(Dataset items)
————————
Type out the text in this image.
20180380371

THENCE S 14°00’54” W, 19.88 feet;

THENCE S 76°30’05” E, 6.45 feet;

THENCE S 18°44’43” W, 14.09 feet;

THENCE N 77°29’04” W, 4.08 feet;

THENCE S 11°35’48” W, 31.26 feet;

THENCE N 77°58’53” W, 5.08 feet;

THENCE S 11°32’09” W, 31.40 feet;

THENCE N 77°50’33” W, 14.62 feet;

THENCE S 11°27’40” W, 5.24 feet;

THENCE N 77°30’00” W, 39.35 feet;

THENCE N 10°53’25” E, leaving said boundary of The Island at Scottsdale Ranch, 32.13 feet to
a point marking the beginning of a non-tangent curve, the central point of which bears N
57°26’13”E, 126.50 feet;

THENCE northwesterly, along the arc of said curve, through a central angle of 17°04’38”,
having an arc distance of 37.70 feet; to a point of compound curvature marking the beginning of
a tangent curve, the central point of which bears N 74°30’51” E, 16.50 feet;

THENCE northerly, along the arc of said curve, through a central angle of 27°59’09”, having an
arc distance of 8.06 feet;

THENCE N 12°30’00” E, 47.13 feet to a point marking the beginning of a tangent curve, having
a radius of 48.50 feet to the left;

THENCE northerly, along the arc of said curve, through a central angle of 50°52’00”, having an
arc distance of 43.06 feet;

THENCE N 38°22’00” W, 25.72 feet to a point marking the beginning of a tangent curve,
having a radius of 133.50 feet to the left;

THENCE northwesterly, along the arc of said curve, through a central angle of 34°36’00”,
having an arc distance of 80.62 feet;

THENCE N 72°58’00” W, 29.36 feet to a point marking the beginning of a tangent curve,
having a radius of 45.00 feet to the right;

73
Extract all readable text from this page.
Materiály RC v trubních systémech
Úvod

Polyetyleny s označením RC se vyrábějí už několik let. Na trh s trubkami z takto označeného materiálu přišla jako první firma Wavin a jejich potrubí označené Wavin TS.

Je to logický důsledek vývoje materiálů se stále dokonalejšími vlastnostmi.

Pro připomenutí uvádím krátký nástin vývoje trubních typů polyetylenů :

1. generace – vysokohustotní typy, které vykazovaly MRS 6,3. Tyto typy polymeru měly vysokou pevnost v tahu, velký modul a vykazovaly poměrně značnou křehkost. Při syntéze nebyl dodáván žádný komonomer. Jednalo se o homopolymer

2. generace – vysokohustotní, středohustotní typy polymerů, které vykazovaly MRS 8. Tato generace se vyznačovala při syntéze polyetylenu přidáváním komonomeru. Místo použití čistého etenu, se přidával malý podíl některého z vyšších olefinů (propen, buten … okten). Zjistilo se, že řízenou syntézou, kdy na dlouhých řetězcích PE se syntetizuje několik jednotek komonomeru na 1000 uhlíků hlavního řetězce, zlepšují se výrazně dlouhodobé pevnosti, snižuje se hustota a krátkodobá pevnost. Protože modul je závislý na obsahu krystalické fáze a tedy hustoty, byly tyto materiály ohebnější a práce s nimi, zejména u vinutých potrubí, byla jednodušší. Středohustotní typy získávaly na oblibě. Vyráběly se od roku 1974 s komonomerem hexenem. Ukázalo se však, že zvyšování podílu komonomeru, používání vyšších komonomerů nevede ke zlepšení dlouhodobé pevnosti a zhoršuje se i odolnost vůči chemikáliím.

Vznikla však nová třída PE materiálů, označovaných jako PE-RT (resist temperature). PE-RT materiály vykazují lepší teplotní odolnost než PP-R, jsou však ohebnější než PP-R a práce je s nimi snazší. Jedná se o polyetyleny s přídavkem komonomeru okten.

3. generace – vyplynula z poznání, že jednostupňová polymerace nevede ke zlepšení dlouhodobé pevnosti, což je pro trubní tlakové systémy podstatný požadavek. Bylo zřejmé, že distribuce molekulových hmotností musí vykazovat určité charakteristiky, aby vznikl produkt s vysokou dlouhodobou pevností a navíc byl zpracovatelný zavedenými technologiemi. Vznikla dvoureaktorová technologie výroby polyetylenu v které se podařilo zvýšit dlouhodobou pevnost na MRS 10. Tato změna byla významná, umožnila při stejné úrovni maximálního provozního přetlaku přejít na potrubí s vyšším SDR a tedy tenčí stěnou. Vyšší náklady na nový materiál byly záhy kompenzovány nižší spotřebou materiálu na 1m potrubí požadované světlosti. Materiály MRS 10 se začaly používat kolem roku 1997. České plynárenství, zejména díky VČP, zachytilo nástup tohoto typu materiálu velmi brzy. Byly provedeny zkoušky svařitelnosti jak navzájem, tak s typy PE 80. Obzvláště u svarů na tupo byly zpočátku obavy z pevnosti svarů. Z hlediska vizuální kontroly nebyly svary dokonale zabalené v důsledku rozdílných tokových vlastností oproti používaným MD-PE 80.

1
————————
**Task to carry out**
Report every line in the data above in which the word "this" appears.

**Task solution**
Type out the text in this image.
Extract all readable text from this page.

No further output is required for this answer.